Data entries
-*-

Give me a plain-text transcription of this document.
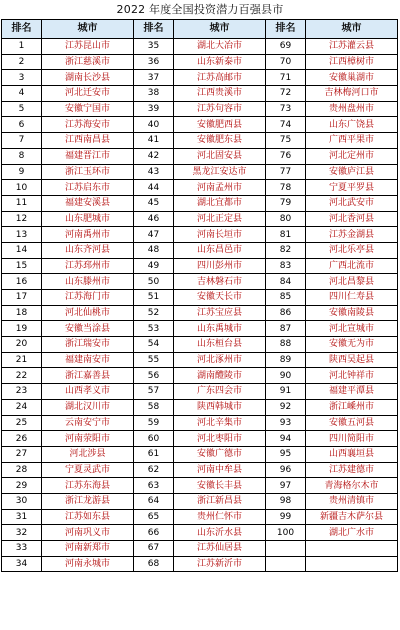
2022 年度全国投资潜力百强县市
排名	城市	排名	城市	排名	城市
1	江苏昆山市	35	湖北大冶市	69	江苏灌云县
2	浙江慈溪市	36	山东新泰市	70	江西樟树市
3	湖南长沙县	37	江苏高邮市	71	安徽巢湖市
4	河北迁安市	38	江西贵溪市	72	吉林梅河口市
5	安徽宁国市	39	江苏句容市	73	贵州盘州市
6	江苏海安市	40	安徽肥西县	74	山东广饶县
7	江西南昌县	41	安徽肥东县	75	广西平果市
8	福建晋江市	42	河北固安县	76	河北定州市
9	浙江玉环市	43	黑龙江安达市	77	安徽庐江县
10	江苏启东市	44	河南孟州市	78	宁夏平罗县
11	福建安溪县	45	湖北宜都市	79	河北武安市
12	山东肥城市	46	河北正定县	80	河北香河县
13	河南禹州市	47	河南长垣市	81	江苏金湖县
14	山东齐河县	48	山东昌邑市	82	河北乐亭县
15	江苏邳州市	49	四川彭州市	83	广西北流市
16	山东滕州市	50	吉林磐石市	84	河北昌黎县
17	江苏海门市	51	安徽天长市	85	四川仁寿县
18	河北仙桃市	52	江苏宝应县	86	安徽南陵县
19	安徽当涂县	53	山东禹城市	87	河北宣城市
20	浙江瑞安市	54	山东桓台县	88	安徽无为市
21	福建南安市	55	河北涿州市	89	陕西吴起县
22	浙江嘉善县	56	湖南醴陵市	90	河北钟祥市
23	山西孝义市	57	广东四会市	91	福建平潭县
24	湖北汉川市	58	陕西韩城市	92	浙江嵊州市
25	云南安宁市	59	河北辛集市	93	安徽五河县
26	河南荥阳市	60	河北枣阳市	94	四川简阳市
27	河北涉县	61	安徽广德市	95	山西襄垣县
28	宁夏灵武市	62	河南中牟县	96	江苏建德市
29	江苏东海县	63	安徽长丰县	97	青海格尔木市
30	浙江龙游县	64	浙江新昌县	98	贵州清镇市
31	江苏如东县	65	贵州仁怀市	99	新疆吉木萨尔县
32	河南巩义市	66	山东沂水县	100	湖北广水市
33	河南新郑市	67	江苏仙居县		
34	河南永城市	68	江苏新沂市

-*-

Give the data above again in full and unchanged, skipping the pictures.

Give me a plain-text transcription of this document.
2022 年度全国投资潜力百强县市
排名	城市	排名	城市	排名	城市
1	江苏昆山市	35	湖北大冶市	69	江苏灌云县
2	浙江慈溪市	36	山东新泰市	70	江西樟树市
3	湖南长沙县	37	江苏高邮市	71	安徽巢湖市
4	河北迁安市	38	江西贵溪市	72	吉林梅河口市
5	安徽宁国市	39	江苏句容市	73	贵州盘州市
6	江苏海安市	40	安徽肥西县	74	山东广饶县
7	江西南昌县	41	安徽肥东县	75	广西平果市
8	福建晋江市	42	河北固安县	76	河北定州市
9	浙江玉环市	43	黑龙江安达市	77	安徽庐江县
10	江苏启东市	44	河南孟州市	78	宁夏平罗县
11	福建安溪县	45	湖北宜都市	79	河北武安市
12	山东肥城市	46	河北正定县	80	河北香河县
13	河南禹州市	47	河南长垣市	81	江苏金湖县
14	山东齐河县	48	山东昌邑市	82	河北乐亭县
15	江苏邳州市	49	四川彭州市	83	广西北流市
16	山东滕州市	50	吉林磐石市	84	河北昌黎县
17	江苏海门市	51	安徽天长市	85	四川仁寿县
18	河北仙桃市	52	江苏宝应县	86	安徽南陵县
19	安徽当涂县	53	山东禹城市	87	河北宣城市
20	浙江瑞安市	54	山东桓台县	88	安徽无为市
21	福建南安市	55	河北涿州市	89	陕西吴起县
22	浙江嘉善县	56	湖南醴陵市	90	河北钟祥市
23	山西孝义市	57	广东四会市	91	福建平潭县
24	湖北汉川市	58	陕西韩城市	92	浙江嵊州市
25	云南安宁市	59	河北辛集市	93	安徽五河县
26	河南荥阳市	60	河北枣阳市	94	四川简阳市
27	河北涉县	61	安徽广德市	95	山西襄垣县
28	宁夏灵武市	62	河南中牟县	96	江苏建德市
29	江苏东海县	63	安徽长丰县	97	青海格尔木市
30	浙江龙游县	64	浙江新昌县	98	贵州清镇市
31	江苏如东县	65	贵州仁怀市	99	新疆吉木萨尔县
32	河南巩义市	66	山东沂水县	100	湖北广水市
33	河南新郑市	67	江苏仙居县		
34	河南永城市	68	江苏新沂市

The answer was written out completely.